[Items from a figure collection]
— Start —

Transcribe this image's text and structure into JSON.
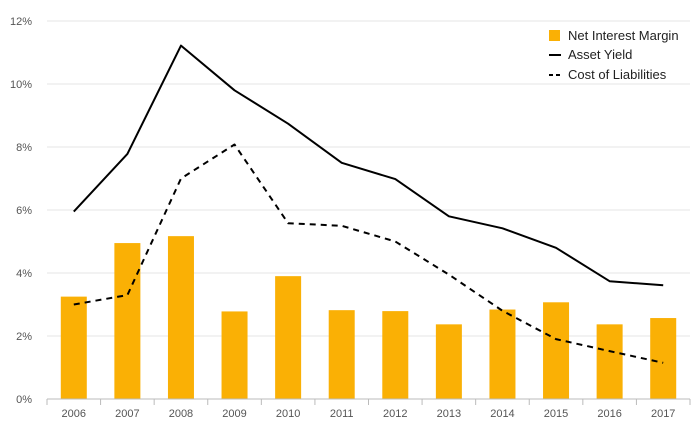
{
  "chart_data": {
    "type": "bar",
    "title": "",
    "xlabel": "",
    "ylabel": "",
    "ylim": [
      0,
      12
    ],
    "y_ticks": [
      "0%",
      "2%",
      "4%",
      "6%",
      "8%",
      "10%",
      "12%"
    ],
    "y_tick_values": [
      0,
      2,
      4,
      6,
      8,
      10,
      12
    ],
    "categories": [
      "2006",
      "2007",
      "2008",
      "2009",
      "2010",
      "2011",
      "2012",
      "2013",
      "2014",
      "2015",
      "2016",
      "2017"
    ],
    "series": [
      {
        "name": "Net Interest Margin",
        "kind": "bar",
        "color": "#FAB005",
        "values": [
          3.25,
          4.95,
          5.17,
          2.78,
          3.9,
          2.82,
          2.79,
          2.37,
          2.84,
          3.07,
          2.37,
          2.57
        ]
      },
      {
        "name": "Asset Yield",
        "kind": "line",
        "style": "solid",
        "color": "#000000",
        "values": [
          5.95,
          7.78,
          11.22,
          9.8,
          8.74,
          7.5,
          6.98,
          5.8,
          5.42,
          4.8,
          3.74,
          3.61
        ]
      },
      {
        "name": "Cost of Liabilities",
        "kind": "line",
        "style": "dashed",
        "color": "#000000",
        "values": [
          3.0,
          3.3,
          7.0,
          8.08,
          5.58,
          5.5,
          5.0,
          3.95,
          2.8,
          1.9,
          1.52,
          1.15
        ]
      }
    ],
    "legend": {
      "position": "top-right",
      "entries": [
        "Net Interest Margin",
        "Asset Yield",
        "Cost of Liabilities"
      ]
    },
    "grid": true
  }
}
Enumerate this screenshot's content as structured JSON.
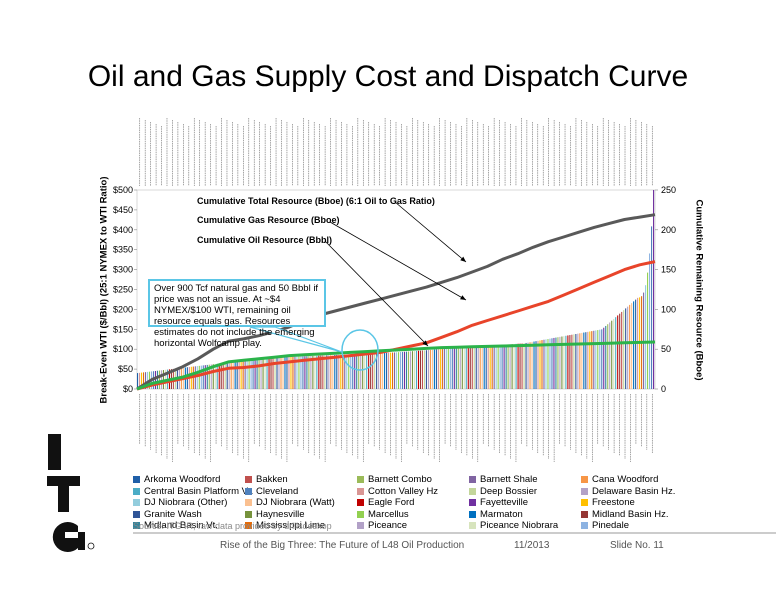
{
  "title": "Oil and Gas Supply Cost and Dispatch Curve",
  "chart_data": {
    "type": "bar",
    "left_axis": {
      "label": "Break-Even WTI ($/Bbl) (25:1 NYMEX to WTI Ratio)",
      "ylim": [
        0,
        500
      ],
      "ticks": [
        "$0",
        "$50",
        "$100",
        "$150",
        "$200",
        "$250",
        "$300",
        "$350",
        "$400",
        "$450",
        "$500"
      ]
    },
    "right_axis": {
      "label": "Cumulative Remaining Resource (Bboe)",
      "ylim": [
        0,
        250
      ],
      "ticks": [
        "0",
        "50",
        "100",
        "150",
        "200",
        "250"
      ]
    },
    "bar_count": 260,
    "break_even_values_sorted": {
      "min": 40,
      "at_25pct": 78,
      "at_50pct": 92,
      "at_75pct": 115,
      "at_90pct": 150,
      "at_97pct": 230,
      "max": 500
    },
    "series": [
      {
        "name": "Cumulative Total Resource (Bboe) (6:1 Oil to Gas Ratio)",
        "color": "#595959",
        "axis": "right",
        "values": [
          0,
          12,
          20,
          28,
          38,
          50,
          60,
          63,
          67,
          72,
          78,
          86,
          93,
          98,
          103,
          108,
          113,
          118,
          123,
          128,
          134,
          140,
          147,
          154,
          163,
          170,
          178,
          185,
          191,
          197,
          203,
          208,
          213,
          216,
          219
        ]
      },
      {
        "name": "Cumulative Gas Resource (Bboe)",
        "color": "#e8442a",
        "axis": "right",
        "values": [
          0,
          5,
          9,
          13,
          17,
          22,
          26,
          27,
          29,
          32,
          34,
          36,
          38,
          40,
          42,
          44,
          46,
          50,
          54,
          58,
          65,
          72,
          80,
          86,
          92,
          98,
          104,
          110,
          118,
          126,
          134,
          142,
          150,
          156,
          160
        ]
      },
      {
        "name": "Cumulative Oil Resource (Bbbl)",
        "color": "#2bb34a",
        "axis": "right",
        "values": [
          0,
          7,
          11,
          15,
          21,
          28,
          34,
          36,
          38,
          40,
          42,
          43,
          44,
          45,
          46,
          47,
          48,
          49,
          50,
          51,
          52,
          52.5,
          53,
          53.5,
          54,
          54.5,
          55,
          55.5,
          56,
          56.5,
          57,
          57.5,
          58,
          58.5,
          59
        ]
      }
    ],
    "annotations": [
      "Cumulative Total Resource (Bboe) (6:1 Oil to Gas Ratio)",
      "Cumulative Gas Resource (Bboe)",
      "Cumulative Oil Resource (Bbbl)"
    ],
    "callout": "Over 900 Tcf natural gas and 50 Bbbl if price was not an issue. At ~$4 NYMEX/$100 WTI, remaining oil resource equals gas. Resources estimates do not include the emerging horizontal Wolfcamp play.",
    "legend": [
      {
        "name": "Arkoma Woodford",
        "color": "#1f5fa8"
      },
      {
        "name": "Bakken",
        "color": "#c0504d"
      },
      {
        "name": "Barnett Combo",
        "color": "#9bbb59"
      },
      {
        "name": "Barnett Shale",
        "color": "#8064a2"
      },
      {
        "name": "Cana Woodford",
        "color": "#f79646"
      },
      {
        "name": "Central Basin Platform Vt.",
        "color": "#4bacc6"
      },
      {
        "name": "Cleveland",
        "color": "#4f81bd"
      },
      {
        "name": "Cotton Valley Hz",
        "color": "#d99694"
      },
      {
        "name": "Deep Bossier",
        "color": "#c3d69b"
      },
      {
        "name": "Delaware Basin Hz.",
        "color": "#b3a2c7"
      },
      {
        "name": "DJ Niobrara (Other)",
        "color": "#93cddd"
      },
      {
        "name": "DJ Niobrara (Watt)",
        "color": "#fac090"
      },
      {
        "name": "Eagle Ford",
        "color": "#c00000"
      },
      {
        "name": "Fayetteville",
        "color": "#7030a0"
      },
      {
        "name": "Freestone",
        "color": "#ffc000"
      },
      {
        "name": "Granite Wash",
        "color": "#2f5597"
      },
      {
        "name": "Haynesville",
        "color": "#76923c"
      },
      {
        "name": "Marcellus",
        "color": "#92d050"
      },
      {
        "name": "Marmaton",
        "color": "#0070c0"
      },
      {
        "name": "Midland Basin Hz.",
        "color": "#953735"
      },
      {
        "name": "Midland Basin Vt.",
        "color": "#31859c"
      },
      {
        "name": "Mississippi Lime",
        "color": "#e46c0a"
      },
      {
        "name": "Piceance",
        "color": "#b2a1c7"
      },
      {
        "name": "Piceance Niobrara",
        "color": "#d7e4bd"
      },
      {
        "name": "Pinedale",
        "color": "#8db3e2"
      }
    ]
  },
  "source": "Source: ITG IR, raw data provided by drillsdeskop",
  "footer": {
    "subtitle": "Rise of the Big Three: The Future of L48 Oil Production",
    "date": "11/2013",
    "slide": "Slide No. 11"
  }
}
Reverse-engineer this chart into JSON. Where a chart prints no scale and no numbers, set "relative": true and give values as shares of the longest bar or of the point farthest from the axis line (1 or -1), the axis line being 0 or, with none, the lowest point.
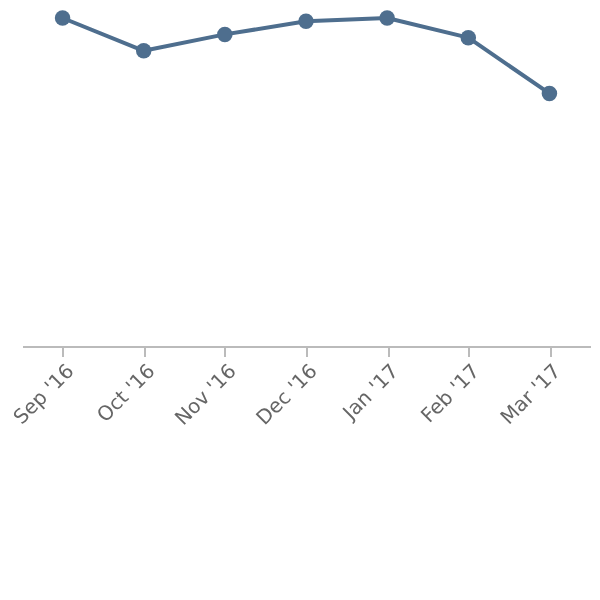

— End —

Print all of the entries word for word. Skip any images they contain.

SOLUTION TO THE EXERCISE:
Transcribe this image's text and structure into JSON.
{
  "chart_data": {
    "type": "bar",
    "title": "",
    "xlabel": "",
    "ylabel": "",
    "ylim": [
      0,
      12
    ],
    "y_ticks": [
      "0%",
      "2%",
      "4%",
      "6%",
      "8%",
      "10%",
      "12%"
    ],
    "y_tick_values": [
      0,
      2,
      4,
      6,
      8,
      10,
      12
    ],
    "categories": [
      "2006",
      "2007",
      "2008",
      "2009",
      "2010",
      "2011",
      "2012",
      "2013",
      "2014",
      "2015",
      "2016",
      "2017"
    ],
    "series": [
      {
        "name": "Net Interest Margin",
        "kind": "bar",
        "color": "#FAB005",
        "values": [
          3.25,
          4.95,
          5.17,
          2.78,
          3.9,
          2.82,
          2.79,
          2.37,
          2.84,
          3.07,
          2.37,
          2.57
        ]
      },
      {
        "name": "Asset Yield",
        "kind": "line",
        "style": "solid",
        "color": "#000000",
        "values": [
          5.95,
          7.78,
          11.22,
          9.8,
          8.74,
          7.5,
          6.98,
          5.8,
          5.42,
          4.8,
          3.74,
          3.61
        ]
      },
      {
        "name": "Cost of Liabilities",
        "kind": "line",
        "style": "dashed",
        "color": "#000000",
        "values": [
          3.0,
          3.3,
          7.0,
          8.08,
          5.58,
          5.5,
          5.0,
          3.95,
          2.8,
          1.9,
          1.52,
          1.15
        ]
      }
    ],
    "legend": {
      "position": "top-right",
      "entries": [
        "Net Interest Margin",
        "Asset Yield",
        "Cost of Liabilities"
      ]
    },
    "grid": true
  }
}
Enumerate this screenshot's content as structured JSON.
{
  "title": "Oil and Gas Supply Cost and Dispatch Curve",
  "chart_data": {
    "type": "bar",
    "left_axis": {
      "label": "Break-Even WTI ($/Bbl) (25:1 NYMEX to WTI Ratio)",
      "ylim": [
        0,
        500
      ],
      "ticks": [
        "$0",
        "$50",
        "$100",
        "$150",
        "$200",
        "$250",
        "$300",
        "$350",
        "$400",
        "$450",
        "$500"
      ]
    },
    "right_axis": {
      "label": "Cumulative Remaining Resource (Bboe)",
      "ylim": [
        0,
        250
      ],
      "ticks": [
        "0",
        "50",
        "100",
        "150",
        "200",
        "250"
      ]
    },
    "bar_count": 260,
    "break_even_values_sorted": {
      "min": 40,
      "at_25pct": 78,
      "at_50pct": 92,
      "at_75pct": 115,
      "at_90pct": 150,
      "at_97pct": 230,
      "max": 500
    },
    "series": [
      {
        "name": "Cumulative Total Resource (Bboe) (6:1 Oil to Gas Ratio)",
        "color": "#595959",
        "axis": "right",
        "values": [
          0,
          12,
          20,
          28,
          38,
          50,
          60,
          63,
          67,
          72,
          78,
          86,
          93,
          98,
          103,
          108,
          113,
          118,
          123,
          128,
          134,
          140,
          147,
          154,
          163,
          170,
          178,
          185,
          191,
          197,
          203,
          208,
          213,
          216,
          219
        ]
      },
      {
        "name": "Cumulative Gas Resource (Bboe)",
        "color": "#e8442a",
        "axis": "right",
        "values": [
          0,
          5,
          9,
          13,
          17,
          22,
          26,
          27,
          29,
          32,
          34,
          36,
          38,
          40,
          42,
          44,
          46,
          50,
          54,
          58,
          65,
          72,
          80,
          86,
          92,
          98,
          104,
          110,
          118,
          126,
          134,
          142,
          150,
          156,
          160
        ]
      },
      {
        "name": "Cumulative Oil Resource (Bbbl)",
        "color": "#2bb34a",
        "axis": "right",
        "values": [
          0,
          7,
          11,
          15,
          21,
          28,
          34,
          36,
          38,
          40,
          42,
          43,
          44,
          45,
          46,
          47,
          48,
          49,
          50,
          51,
          52,
          52.5,
          53,
          53.5,
          54,
          54.5,
          55,
          55.5,
          56,
          56.5,
          57,
          57.5,
          58,
          58.5,
          59
        ]
      }
    ],
    "annotations": [
      "Cumulative Total Resource (Bboe) (6:1 Oil to Gas Ratio)",
      "Cumulative Gas Resource (Bboe)",
      "Cumulative Oil Resource (Bbbl)"
    ],
    "callout": "Over 900 Tcf natural gas and 50 Bbbl if price was not an issue. At ~$4 NYMEX/$100 WTI, remaining oil resource equals gas. Resources estimates do not include the emerging horizontal Wolfcamp play.",
    "legend": [
      {
        "name": "Arkoma Woodford",
        "color": "#1f5fa8"
      },
      {
        "name": "Bakken",
        "color": "#c0504d"
      },
      {
        "name": "Barnett Combo",
        "color": "#9bbb59"
      },
      {
        "name": "Barnett Shale",
        "color": "#8064a2"
      },
      {
        "name": "Cana Woodford",
        "color": "#f79646"
      },
      {
        "name": "Central Basin Platform Vt.",
        "color": "#4bacc6"
      },
      {
        "name": "Cleveland",
        "color": "#4f81bd"
      },
      {
        "name": "Cotton Valley Hz",
        "color": "#d99694"
      },
      {
        "name": "Deep Bossier",
        "color": "#c3d69b"
      },
      {
        "name": "Delaware Basin Hz.",
        "color": "#b3a2c7"
      },
      {
        "name": "DJ Niobrara (Other)",
        "color": "#93cddd"
      },
      {
        "name": "DJ Niobrara (Watt)",
        "color": "#fac090"
      },
      {
        "name": "Eagle Ford",
        "color": "#c00000"
      },
      {
        "name": "Fayetteville",
        "color": "#7030a0"
      },
      {
        "name": "Freestone",
        "color": "#ffc000"
      },
      {
        "name": "Granite Wash",
        "color": "#2f5597"
      },
      {
        "name": "Haynesville",
        "color": "#76923c"
      },
      {
        "name": "Marcellus",
        "color": "#92d050"
      },
      {
        "name": "Marmaton",
        "color": "#0070c0"
      },
      {
        "name": "Midland Basin Hz.",
        "color": "#953735"
      },
      {
        "name": "Midland Basin Vt.",
        "color": "#31859c"
      },
      {
        "name": "Mississippi Lime",
        "color": "#e46c0a"
      },
      {
        "name": "Piceance",
        "color": "#b2a1c7"
      },
      {
        "name": "Piceance Niobrara",
        "color": "#d7e4bd"
      },
      {
        "name": "Pinedale",
        "color": "#8db3e2"
      }
    ]
  },
  "source": "Source: ITG IR, raw data provided by drillsdeskop",
  "footer": {
    "subtitle": "Rise of the Big Three: The Future of L48 Oil Production",
    "date": "11/2013",
    "slide": "Slide No. 11"
  }
}
Reverse-engineer this chart into JSON. Where a chart prints no scale and no numbers, set "relative": true and give values as shares of the longest bar or of the point farthest from the axis line (1 or -1), the axis line being 0 or, with none, the lowest point.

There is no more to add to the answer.